--- Start Records provided ---

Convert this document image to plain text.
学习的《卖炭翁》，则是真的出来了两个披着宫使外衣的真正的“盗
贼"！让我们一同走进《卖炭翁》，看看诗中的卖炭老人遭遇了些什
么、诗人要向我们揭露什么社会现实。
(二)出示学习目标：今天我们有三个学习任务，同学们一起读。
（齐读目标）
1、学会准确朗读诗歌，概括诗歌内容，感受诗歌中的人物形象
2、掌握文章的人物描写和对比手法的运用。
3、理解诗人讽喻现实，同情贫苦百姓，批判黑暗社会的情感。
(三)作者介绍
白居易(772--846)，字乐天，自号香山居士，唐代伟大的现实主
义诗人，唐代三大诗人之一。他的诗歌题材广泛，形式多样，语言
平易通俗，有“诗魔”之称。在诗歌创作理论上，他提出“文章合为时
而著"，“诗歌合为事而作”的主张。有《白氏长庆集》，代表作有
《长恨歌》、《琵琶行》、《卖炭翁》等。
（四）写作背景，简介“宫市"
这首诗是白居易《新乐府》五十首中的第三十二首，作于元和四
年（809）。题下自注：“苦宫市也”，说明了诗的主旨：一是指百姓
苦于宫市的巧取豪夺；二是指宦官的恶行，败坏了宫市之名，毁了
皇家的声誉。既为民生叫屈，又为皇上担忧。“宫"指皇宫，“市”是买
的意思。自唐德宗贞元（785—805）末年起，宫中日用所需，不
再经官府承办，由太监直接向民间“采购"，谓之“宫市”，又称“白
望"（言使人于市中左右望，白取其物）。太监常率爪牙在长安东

--- End Records provided ---

Set problem:
Output the listing above exactly as it appears.

Solution for this task:
Convert this document image to plain text.
学习的《卖炭翁》，则是真的出来了两个披着宫使外衣的真正的“盗
贼"！让我们一同走进《卖炭翁》，看看诗中的卖炭老人遭遇了些什
么、诗人要向我们揭露什么社会现实。
(二)出示学习目标：今天我们有三个学习任务，同学们一起读。
（齐读目标）
1、学会准确朗读诗歌，概括诗歌内容，感受诗歌中的人物形象
2、掌握文章的人物描写和对比手法的运用。
3、理解诗人讽喻现实，同情贫苦百姓，批判黑暗社会的情感。
(三)作者介绍
白居易(772--846)，字乐天，自号香山居士，唐代伟大的现实主
义诗人，唐代三大诗人之一。他的诗歌题材广泛，形式多样，语言
平易通俗，有“诗魔”之称。在诗歌创作理论上，他提出“文章合为时
而著"，“诗歌合为事而作”的主张。有《白氏长庆集》，代表作有
《长恨歌》、《琵琶行》、《卖炭翁》等。
（四）写作背景，简介“宫市"
这首诗是白居易《新乐府》五十首中的第三十二首，作于元和四
年（809）。题下自注：“苦宫市也”，说明了诗的主旨：一是指百姓
苦于宫市的巧取豪夺；二是指宦官的恶行，败坏了宫市之名，毁了
皇家的声誉。既为民生叫屈，又为皇上担忧。“宫"指皇宫，“市”是买
的意思。自唐德宗贞元（785—805）末年起，宫中日用所需，不
再经官府承办，由太监直接向民间“采购"，谓之“宫市”，又称“白
望"（言使人于市中左右望，白取其物）。太监常率爪牙在长安东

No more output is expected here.